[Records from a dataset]
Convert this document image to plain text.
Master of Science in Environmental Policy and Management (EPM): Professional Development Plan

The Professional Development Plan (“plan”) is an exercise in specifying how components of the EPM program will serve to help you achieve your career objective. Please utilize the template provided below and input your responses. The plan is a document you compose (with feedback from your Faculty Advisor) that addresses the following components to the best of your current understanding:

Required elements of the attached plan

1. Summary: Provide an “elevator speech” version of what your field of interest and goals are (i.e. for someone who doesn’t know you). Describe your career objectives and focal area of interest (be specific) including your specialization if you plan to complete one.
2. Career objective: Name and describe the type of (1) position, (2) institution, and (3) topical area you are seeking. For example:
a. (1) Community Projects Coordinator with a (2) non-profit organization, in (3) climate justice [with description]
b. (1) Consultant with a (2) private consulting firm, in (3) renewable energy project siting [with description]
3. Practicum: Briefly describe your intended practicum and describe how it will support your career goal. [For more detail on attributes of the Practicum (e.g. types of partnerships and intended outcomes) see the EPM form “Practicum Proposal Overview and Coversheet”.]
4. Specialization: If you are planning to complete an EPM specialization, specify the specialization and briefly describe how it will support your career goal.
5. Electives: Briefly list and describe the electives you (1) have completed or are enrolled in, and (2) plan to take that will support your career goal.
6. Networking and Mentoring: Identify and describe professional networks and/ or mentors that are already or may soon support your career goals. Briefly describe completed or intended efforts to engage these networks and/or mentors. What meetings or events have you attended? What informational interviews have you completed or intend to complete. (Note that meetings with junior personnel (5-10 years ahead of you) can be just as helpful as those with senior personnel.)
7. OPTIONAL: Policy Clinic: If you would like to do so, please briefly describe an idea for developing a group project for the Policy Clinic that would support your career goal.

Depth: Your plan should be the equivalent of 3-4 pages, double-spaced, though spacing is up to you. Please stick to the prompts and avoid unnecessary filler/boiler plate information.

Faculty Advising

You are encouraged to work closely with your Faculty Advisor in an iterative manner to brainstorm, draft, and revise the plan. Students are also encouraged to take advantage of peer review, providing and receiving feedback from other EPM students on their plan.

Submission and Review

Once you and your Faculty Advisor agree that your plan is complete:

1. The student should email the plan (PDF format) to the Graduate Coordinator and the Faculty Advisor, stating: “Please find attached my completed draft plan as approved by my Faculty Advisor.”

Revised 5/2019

**Task requirements**
Go through the listing above and restate it word for word.

**Reply**
Convert this document image to plain text.
Master of Science in Environmental Policy and Management (EPM): Professional Development Plan

The Professional Development Plan (“plan”) is an exercise in specifying how components of the EPM program will serve to help you achieve your career objective. Please utilize the template provided below and input your responses. The plan is a document you compose (with feedback from your Faculty Advisor) that addresses the following components to the best of your current understanding:

Required elements of the attached plan

1. Summary: Provide an “elevator speech” version of what your field of interest and goals are (i.e. for someone who doesn’t know you). Describe your career objectives and focal area of interest (be specific) including your specialization if you plan to complete one.
2. Career objective: Name and describe the type of (1) position, (2) institution, and (3) topical area you are seeking. For example:
a. (1) Community Projects Coordinator with a (2) non-profit organization, in (3) climate justice [with description]
b. (1) Consultant with a (2) private consulting firm, in (3) renewable energy project siting [with description]
3. Practicum: Briefly describe your intended practicum and describe how it will support your career goal. [For more detail on attributes of the Practicum (e.g. types of partnerships and intended outcomes) see the EPM form “Practicum Proposal Overview and Coversheet”.]
4. Specialization: If you are planning to complete an EPM specialization, specify the specialization and briefly describe how it will support your career goal.
5. Electives: Briefly list and describe the electives you (1) have completed or are enrolled in, and (2) plan to take that will support your career goal.
6. Networking and Mentoring: Identify and describe professional networks and/ or mentors that are already or may soon support your career goals. Briefly describe completed or intended efforts to engage these networks and/or mentors. What meetings or events have you attended? What informational interviews have you completed or intend to complete. (Note that meetings with junior personnel (5-10 years ahead of you) can be just as helpful as those with senior personnel.)
7. OPTIONAL: Policy Clinic: If you would like to do so, please briefly describe an idea for developing a group project for the Policy Clinic that would support your career goal.

Depth: Your plan should be the equivalent of 3-4 pages, double-spaced, though spacing is up to you. Please stick to the prompts and avoid unnecessary filler/boiler plate information.

Faculty Advising

You are encouraged to work closely with your Faculty Advisor in an iterative manner to brainstorm, draft, and revise the plan. Students are also encouraged to take advantage of peer review, providing and receiving feedback from other EPM students on their plan.

Submission and Review

Once you and your Faculty Advisor agree that your plan is complete:

1. The student should email the plan (PDF format) to the Graduate Coordinator and the Faculty Advisor, stating: “Please find attached my completed draft plan as approved by my Faculty Advisor.”

Revised 5/2019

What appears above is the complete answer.